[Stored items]
[Begin]

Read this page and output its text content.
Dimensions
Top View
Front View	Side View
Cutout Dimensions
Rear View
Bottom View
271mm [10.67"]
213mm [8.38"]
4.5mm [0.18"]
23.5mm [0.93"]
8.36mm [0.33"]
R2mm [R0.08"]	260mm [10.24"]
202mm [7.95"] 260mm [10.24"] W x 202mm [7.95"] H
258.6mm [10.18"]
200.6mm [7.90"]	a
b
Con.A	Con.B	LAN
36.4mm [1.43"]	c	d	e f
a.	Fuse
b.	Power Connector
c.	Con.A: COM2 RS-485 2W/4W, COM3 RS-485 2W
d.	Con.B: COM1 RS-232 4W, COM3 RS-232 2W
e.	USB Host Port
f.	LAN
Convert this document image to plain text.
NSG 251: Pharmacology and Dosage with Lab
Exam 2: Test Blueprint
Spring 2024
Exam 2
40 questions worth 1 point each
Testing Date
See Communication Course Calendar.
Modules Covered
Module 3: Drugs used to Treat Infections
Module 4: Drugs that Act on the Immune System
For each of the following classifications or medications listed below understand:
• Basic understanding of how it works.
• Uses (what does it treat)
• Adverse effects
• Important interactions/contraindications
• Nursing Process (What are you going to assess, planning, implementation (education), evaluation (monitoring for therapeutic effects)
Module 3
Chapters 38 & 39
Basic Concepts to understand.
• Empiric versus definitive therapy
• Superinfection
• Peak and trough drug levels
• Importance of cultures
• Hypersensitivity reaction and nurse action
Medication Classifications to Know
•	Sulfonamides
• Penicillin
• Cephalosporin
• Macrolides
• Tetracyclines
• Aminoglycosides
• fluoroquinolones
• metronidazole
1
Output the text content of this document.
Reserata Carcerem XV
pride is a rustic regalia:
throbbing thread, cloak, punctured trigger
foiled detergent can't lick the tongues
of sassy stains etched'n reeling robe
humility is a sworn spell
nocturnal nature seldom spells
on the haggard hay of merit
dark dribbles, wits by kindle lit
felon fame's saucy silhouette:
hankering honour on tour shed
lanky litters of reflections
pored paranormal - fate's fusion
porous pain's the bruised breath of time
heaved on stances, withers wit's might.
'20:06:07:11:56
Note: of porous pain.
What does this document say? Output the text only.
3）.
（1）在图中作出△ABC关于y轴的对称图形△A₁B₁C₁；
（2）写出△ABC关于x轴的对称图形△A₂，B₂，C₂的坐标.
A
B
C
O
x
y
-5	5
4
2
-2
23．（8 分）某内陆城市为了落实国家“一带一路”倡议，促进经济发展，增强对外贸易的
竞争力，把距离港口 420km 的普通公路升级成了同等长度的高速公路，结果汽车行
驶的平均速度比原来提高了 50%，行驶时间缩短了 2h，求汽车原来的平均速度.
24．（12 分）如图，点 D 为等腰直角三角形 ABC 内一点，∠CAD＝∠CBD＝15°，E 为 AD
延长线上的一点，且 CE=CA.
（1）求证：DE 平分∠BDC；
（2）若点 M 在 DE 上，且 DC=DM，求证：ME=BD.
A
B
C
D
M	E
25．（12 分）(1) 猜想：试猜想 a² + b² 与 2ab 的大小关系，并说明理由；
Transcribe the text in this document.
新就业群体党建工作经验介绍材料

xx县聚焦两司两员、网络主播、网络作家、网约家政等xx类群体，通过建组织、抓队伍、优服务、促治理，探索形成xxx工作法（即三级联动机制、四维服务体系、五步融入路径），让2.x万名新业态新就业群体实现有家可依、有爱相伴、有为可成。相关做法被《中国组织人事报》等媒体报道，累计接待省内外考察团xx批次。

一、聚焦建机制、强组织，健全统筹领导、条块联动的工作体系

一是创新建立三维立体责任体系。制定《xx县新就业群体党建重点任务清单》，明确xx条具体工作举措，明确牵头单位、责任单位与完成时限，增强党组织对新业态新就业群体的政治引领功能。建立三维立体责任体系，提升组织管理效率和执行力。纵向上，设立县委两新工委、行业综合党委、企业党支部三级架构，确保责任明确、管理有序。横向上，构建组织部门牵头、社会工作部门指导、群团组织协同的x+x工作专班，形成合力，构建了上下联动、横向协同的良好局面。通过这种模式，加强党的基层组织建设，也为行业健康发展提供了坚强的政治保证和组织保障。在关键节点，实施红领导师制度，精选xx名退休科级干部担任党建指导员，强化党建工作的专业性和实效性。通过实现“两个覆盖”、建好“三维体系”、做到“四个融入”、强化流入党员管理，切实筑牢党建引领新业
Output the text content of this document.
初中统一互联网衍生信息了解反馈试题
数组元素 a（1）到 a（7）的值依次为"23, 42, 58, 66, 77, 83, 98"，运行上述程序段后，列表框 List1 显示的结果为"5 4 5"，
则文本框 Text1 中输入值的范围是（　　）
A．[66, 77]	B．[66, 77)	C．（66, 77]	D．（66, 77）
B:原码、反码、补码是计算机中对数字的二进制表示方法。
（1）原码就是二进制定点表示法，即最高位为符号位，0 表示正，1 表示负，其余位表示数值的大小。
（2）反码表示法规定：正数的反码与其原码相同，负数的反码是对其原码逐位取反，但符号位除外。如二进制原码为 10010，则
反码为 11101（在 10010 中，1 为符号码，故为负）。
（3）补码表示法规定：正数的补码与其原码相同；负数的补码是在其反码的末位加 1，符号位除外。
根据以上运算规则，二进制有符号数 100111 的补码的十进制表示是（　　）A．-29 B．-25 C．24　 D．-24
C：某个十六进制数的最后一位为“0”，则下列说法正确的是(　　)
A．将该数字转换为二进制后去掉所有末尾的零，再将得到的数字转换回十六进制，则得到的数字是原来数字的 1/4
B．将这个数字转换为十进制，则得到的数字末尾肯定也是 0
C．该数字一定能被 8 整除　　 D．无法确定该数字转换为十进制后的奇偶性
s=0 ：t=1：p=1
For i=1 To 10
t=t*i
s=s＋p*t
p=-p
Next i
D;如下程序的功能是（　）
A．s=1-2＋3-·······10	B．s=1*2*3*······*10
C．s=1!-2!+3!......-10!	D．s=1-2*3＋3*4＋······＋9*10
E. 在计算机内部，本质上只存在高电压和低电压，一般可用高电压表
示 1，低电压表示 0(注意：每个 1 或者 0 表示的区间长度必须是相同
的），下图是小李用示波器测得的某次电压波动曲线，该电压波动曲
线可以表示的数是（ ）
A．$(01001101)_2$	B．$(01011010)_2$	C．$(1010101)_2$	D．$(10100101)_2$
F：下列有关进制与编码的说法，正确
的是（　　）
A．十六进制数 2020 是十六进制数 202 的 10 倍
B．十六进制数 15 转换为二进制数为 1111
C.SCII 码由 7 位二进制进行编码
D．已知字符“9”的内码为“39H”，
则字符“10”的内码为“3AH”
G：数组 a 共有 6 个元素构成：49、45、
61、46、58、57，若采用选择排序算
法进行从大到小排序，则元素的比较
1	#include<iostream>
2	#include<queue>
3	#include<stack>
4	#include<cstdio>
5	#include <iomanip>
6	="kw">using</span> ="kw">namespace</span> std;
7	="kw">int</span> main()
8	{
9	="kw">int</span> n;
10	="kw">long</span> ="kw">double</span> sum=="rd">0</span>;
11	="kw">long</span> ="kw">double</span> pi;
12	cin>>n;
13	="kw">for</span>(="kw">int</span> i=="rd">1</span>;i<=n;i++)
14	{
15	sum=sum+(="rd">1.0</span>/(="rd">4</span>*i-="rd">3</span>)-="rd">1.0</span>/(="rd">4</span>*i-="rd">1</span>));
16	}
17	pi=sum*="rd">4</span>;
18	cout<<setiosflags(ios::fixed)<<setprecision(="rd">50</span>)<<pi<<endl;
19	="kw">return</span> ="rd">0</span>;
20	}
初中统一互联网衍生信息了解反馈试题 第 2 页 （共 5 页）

[End]

## The exercise
Reproduce the full listing above, character for character.

## Solution to this problem
Read this page and output its text content.
Dimensions
Top View
Front View	Side View
Cutout Dimensions
Rear View
Bottom View
271mm [10.67"]
213mm [8.38"]
4.5mm [0.18"]
23.5mm [0.93"]
8.36mm [0.33"]
R2mm [R0.08"]	260mm [10.24"]
202mm [7.95"] 260mm [10.24"] W x 202mm [7.95"] H
258.6mm [10.18"]
200.6mm [7.90"]	a
b
Con.A	Con.B	LAN
36.4mm [1.43"]	c	d	e f
a.	Fuse
b.	Power Connector
c.	Con.A: COM2 RS-485 2W/4W, COM3 RS-485 2W
d.	Con.B: COM1 RS-232 4W, COM3 RS-232 2W
e.	USB Host Port
f.	LAN
Convert this document image to plain text.
NSG 251: Pharmacology and Dosage with Lab
Exam 2: Test Blueprint
Spring 2024
Exam 2
40 questions worth 1 point each
Testing Date
See Communication Course Calendar.
Modules Covered
Module 3: Drugs used to Treat Infections
Module 4: Drugs that Act on the Immune System
For each of the following classifications or medications listed below understand:
• Basic understanding of how it works.
• Uses (what does it treat)
• Adverse effects
• Important interactions/contraindications
• Nursing Process (What are you going to assess, planning, implementation (education), evaluation (monitoring for therapeutic effects)
Module 3
Chapters 38 & 39
Basic Concepts to understand.
• Empiric versus definitive therapy
• Superinfection
• Peak and trough drug levels
• Importance of cultures
• Hypersensitivity reaction and nurse action
Medication Classifications to Know
•	Sulfonamides
• Penicillin
• Cephalosporin
• Macrolides
• Tetracyclines
• Aminoglycosides
• fluoroquinolones
• metronidazole
1
Output the text content of this document.
Reserata Carcerem XV
pride is a rustic regalia:
throbbing thread, cloak, punctured trigger
foiled detergent can't lick the tongues
of sassy stains etched'n reeling robe
humility is a sworn spell
nocturnal nature seldom spells
on the haggard hay of merit
dark dribbles, wits by kindle lit
felon fame's saucy silhouette:
hankering honour on tour shed
lanky litters of reflections
pored paranormal - fate's fusion
porous pain's the bruised breath of time
heaved on stances, withers wit's might.
'20:06:07:11:56
Note: of porous pain.
What does this document say? Output the text only.
3）.
（1）在图中作出△ABC关于y轴的对称图形△A₁B₁C₁；
（2）写出△ABC关于x轴的对称图形△A₂，B₂，C₂的坐标.
A
B
C
O
x
y
-5	5
4
2
-2
23．（8 分）某内陆城市为了落实国家“一带一路”倡议，促进经济发展，增强对外贸易的
竞争力，把距离港口 420km 的普通公路升级成了同等长度的高速公路，结果汽车行
驶的平均速度比原来提高了 50%，行驶时间缩短了 2h，求汽车原来的平均速度.
24．（12 分）如图，点 D 为等腰直角三角形 ABC 内一点，∠CAD＝∠CBD＝15°，E 为 AD
延长线上的一点，且 CE=CA.
（1）求证：DE 平分∠BDC；
（2）若点 M 在 DE 上，且 DC=DM，求证：ME=BD.
A
B
C
D
M	E
25．（12 分）(1) 猜想：试猜想 a² + b² 与 2ab 的大小关系，并说明理由；
Transcribe the text in this document.
新就业群体党建工作经验介绍材料

xx县聚焦两司两员、网络主播、网络作家、网约家政等xx类群体，通过建组织、抓队伍、优服务、促治理，探索形成xxx工作法（即三级联动机制、四维服务体系、五步融入路径），让2.x万名新业态新就业群体实现有家可依、有爱相伴、有为可成。相关做法被《中国组织人事报》等媒体报道，累计接待省内外考察团xx批次。

一、聚焦建机制、强组织，健全统筹领导、条块联动的工作体系

一是创新建立三维立体责任体系。制定《xx县新就业群体党建重点任务清单》，明确xx条具体工作举措，明确牵头单位、责任单位与完成时限，增强党组织对新业态新就业群体的政治引领功能。建立三维立体责任体系，提升组织管理效率和执行力。纵向上，设立县委两新工委、行业综合党委、企业党支部三级架构，确保责任明确、管理有序。横向上，构建组织部门牵头、社会工作部门指导、群团组织协同的x+x工作专班，形成合力，构建了上下联动、横向协同的良好局面。通过这种模式，加强党的基层组织建设，也为行业健康发展提供了坚强的政治保证和组织保障。在关键节点，实施红领导师制度，精选xx名退休科级干部担任党建指导员，强化党建工作的专业性和实效性。通过实现“两个覆盖”、建好“三维体系”、做到“四个融入”、强化流入党员管理，切实筑牢党建引领新业
Output the text content of this document.
初中统一互联网衍生信息了解反馈试题
数组元素 a（1）到 a（7）的值依次为"23, 42, 58, 66, 77, 83, 98"，运行上述程序段后，列表框 List1 显示的结果为"5 4 5"，
则文本框 Text1 中输入值的范围是（　　）
A．[66, 77]	B．[66, 77)	C．（66, 77]	D．（66, 77）
B:原码、反码、补码是计算机中对数字的二进制表示方法。
（1）原码就是二进制定点表示法，即最高位为符号位，0 表示正，1 表示负，其余位表示数值的大小。
（2）反码表示法规定：正数的反码与其原码相同，负数的反码是对其原码逐位取反，但符号位除外。如二进制原码为 10010，则
反码为 11101（在 10010 中，1 为符号码，故为负）。
（3）补码表示法规定：正数的补码与其原码相同；负数的补码是在其反码的末位加 1，符号位除外。
根据以上运算规则，二进制有符号数 100111 的补码的十进制表示是（　　）A．-29 B．-25 C．24　 D．-24
C：某个十六进制数的最后一位为“0”，则下列说法正确的是(　　)
A．将该数字转换为二进制后去掉所有末尾的零，再将得到的数字转换回十六进制，则得到的数字是原来数字的 1/4
B．将这个数字转换为十进制，则得到的数字末尾肯定也是 0
C．该数字一定能被 8 整除　　 D．无法确定该数字转换为十进制后的奇偶性
s=0 ：t=1：p=1
For i=1 To 10
t=t*i
s=s＋p*t
p=-p
Next i
D;如下程序的功能是（　）
A．s=1-2＋3-·······10	B．s=1*2*3*······*10
C．s=1!-2!+3!......-10!	D．s=1-2*3＋3*4＋······＋9*10
E. 在计算机内部，本质上只存在高电压和低电压，一般可用高电压表
示 1，低电压表示 0(注意：每个 1 或者 0 表示的区间长度必须是相同
的），下图是小李用示波器测得的某次电压波动曲线，该电压波动曲
线可以表示的数是（ ）
A．$(01001101)_2$	B．$(01011010)_2$	C．$(1010101)_2$	D．$(10100101)_2$
F：下列有关进制与编码的说法，正确
的是（　　）
A．十六进制数 2020 是十六进制数 202 的 10 倍
B．十六进制数 15 转换为二进制数为 1111
C.SCII 码由 7 位二进制进行编码
D．已知字符“9”的内码为“39H”，
则字符“10”的内码为“3AH”
G：数组 a 共有 6 个元素构成：49、45、
61、46、58、57，若采用选择排序算
法进行从大到小排序，则元素的比较
1	#include<iostream>
2	#include<queue>
3	#include<stack>
4	#include<cstdio>
5	#include <iomanip>
6	="kw">using</span> ="kw">namespace</span> std;
7	="kw">int</span> main()
8	{
9	="kw">int</span> n;
10	="kw">long</span> ="kw">double</span> sum=="rd">0</span>;
11	="kw">long</span> ="kw">double</span> pi;
12	cin>>n;
13	="kw">for</span>(="kw">int</span> i=="rd">1</span>;i<=n;i++)
14	{
15	sum=sum+(="rd">1.0</span>/(="rd">4</span>*i-="rd">3</span>)-="rd">1.0</span>/(="rd">4</span>*i-="rd">1</span>));
16	}
17	pi=sum*="rd">4</span>;
18	cout<<setiosflags(ios::fixed)<<setprecision(="rd">50</span>)<<pi<<endl;
19	="kw">return</span> ="rd">0</span>;
20	}
初中统一互联网衍生信息了解反馈试题 第 2 页 （共 5 页）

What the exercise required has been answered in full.